Data to process:
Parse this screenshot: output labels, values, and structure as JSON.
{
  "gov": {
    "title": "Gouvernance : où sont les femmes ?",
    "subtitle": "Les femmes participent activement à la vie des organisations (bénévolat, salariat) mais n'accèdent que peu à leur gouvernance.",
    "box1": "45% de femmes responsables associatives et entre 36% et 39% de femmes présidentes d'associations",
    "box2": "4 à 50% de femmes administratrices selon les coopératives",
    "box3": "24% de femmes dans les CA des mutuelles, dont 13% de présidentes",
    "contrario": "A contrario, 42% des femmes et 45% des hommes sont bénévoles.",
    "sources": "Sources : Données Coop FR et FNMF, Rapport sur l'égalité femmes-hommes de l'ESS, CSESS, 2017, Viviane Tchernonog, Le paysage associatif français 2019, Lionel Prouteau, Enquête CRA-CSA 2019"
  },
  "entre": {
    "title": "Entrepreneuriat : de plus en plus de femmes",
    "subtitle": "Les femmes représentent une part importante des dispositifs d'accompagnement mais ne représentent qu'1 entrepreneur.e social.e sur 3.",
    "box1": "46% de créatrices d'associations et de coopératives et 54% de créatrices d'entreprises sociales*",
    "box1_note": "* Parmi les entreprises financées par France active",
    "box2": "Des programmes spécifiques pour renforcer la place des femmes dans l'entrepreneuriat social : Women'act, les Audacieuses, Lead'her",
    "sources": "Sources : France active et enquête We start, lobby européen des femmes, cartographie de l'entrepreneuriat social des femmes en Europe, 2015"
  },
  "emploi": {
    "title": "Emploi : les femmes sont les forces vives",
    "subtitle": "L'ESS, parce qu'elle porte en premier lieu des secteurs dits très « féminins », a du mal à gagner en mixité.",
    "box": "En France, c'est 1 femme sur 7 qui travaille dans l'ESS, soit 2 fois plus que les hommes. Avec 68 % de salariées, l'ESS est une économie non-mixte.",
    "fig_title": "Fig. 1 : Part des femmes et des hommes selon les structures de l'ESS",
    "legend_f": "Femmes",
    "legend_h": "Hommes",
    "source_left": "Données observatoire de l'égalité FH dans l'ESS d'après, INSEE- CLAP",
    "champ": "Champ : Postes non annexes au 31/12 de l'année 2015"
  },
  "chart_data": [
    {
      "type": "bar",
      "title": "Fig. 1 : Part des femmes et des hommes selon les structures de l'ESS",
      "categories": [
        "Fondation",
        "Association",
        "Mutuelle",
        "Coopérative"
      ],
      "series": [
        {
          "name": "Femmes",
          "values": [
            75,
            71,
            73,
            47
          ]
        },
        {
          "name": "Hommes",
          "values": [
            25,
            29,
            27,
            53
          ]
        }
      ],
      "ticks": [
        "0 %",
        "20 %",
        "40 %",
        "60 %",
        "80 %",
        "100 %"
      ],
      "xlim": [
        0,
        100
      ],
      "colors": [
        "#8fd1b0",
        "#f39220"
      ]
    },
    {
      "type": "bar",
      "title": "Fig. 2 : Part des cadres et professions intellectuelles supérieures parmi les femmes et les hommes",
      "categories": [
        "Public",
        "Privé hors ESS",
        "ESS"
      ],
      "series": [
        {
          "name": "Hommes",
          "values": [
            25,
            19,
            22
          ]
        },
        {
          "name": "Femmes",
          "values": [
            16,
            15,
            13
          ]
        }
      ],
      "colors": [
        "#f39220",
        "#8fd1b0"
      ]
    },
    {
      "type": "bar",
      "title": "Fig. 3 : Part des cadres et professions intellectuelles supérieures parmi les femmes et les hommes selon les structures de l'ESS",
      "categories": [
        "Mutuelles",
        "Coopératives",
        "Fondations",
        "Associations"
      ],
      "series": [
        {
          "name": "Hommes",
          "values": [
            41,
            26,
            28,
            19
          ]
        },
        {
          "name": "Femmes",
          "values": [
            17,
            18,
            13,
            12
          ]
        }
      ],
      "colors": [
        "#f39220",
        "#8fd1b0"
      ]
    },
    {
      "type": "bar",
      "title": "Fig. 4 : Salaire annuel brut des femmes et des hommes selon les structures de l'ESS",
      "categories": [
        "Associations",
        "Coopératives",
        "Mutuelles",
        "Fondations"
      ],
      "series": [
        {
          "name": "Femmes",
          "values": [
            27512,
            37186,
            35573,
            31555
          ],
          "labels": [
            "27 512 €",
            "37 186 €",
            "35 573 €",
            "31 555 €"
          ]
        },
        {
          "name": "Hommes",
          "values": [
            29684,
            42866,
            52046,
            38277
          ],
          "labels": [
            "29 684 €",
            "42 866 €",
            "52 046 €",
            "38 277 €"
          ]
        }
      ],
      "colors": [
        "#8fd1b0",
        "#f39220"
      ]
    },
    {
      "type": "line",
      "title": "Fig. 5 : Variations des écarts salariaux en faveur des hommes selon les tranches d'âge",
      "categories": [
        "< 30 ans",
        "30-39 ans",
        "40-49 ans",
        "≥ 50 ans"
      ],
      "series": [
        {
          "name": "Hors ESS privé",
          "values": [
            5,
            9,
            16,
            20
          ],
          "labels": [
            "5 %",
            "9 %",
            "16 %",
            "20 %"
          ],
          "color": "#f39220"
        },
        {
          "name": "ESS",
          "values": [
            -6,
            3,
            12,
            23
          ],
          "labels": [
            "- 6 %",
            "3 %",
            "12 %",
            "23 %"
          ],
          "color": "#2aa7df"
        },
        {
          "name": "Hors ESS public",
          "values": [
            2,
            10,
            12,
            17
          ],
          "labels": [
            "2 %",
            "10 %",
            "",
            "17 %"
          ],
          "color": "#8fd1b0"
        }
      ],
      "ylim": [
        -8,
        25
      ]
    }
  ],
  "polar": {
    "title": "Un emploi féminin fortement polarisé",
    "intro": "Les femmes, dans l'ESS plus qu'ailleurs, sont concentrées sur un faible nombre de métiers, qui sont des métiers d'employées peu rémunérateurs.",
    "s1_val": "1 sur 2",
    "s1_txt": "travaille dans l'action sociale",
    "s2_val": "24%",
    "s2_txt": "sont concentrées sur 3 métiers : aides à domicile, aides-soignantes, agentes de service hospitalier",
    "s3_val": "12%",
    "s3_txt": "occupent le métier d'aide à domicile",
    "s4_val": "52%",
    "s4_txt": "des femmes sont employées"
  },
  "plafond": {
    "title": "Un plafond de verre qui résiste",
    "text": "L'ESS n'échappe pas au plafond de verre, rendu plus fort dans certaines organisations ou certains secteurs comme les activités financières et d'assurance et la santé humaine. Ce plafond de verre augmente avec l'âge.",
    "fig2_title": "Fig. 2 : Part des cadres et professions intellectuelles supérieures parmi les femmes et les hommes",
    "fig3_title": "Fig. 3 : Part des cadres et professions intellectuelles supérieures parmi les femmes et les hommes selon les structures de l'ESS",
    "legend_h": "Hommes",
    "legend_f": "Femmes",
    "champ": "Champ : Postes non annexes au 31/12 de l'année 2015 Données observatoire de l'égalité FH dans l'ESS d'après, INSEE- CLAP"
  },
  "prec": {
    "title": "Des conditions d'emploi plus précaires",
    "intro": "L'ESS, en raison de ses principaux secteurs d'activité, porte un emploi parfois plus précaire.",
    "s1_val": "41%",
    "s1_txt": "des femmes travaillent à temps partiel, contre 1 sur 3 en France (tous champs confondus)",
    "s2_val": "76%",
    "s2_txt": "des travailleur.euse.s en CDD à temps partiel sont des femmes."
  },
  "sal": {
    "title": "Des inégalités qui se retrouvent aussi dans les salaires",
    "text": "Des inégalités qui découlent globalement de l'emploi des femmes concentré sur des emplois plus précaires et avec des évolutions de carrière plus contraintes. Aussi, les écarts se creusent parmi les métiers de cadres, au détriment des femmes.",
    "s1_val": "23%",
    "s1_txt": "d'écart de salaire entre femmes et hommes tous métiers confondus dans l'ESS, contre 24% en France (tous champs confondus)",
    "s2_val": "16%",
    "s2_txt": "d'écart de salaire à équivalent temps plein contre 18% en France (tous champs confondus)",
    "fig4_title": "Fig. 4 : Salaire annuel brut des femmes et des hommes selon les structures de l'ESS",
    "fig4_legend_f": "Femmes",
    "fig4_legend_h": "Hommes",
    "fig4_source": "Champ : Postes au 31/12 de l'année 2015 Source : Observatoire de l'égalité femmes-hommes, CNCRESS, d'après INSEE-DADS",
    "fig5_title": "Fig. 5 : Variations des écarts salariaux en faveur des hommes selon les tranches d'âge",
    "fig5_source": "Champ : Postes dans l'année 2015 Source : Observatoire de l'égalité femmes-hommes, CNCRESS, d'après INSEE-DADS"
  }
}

Aim:
Copy each line holding the word "tranches" from the listing above.

Task solution:
      "title": "Fig. 5 : Variations des écarts salariaux en faveur des hommes selon les tranches d'âge",
    "fig5_title": "Fig. 5 : Variations des écarts salariaux en faveur des hommes selon les tranches d'âge",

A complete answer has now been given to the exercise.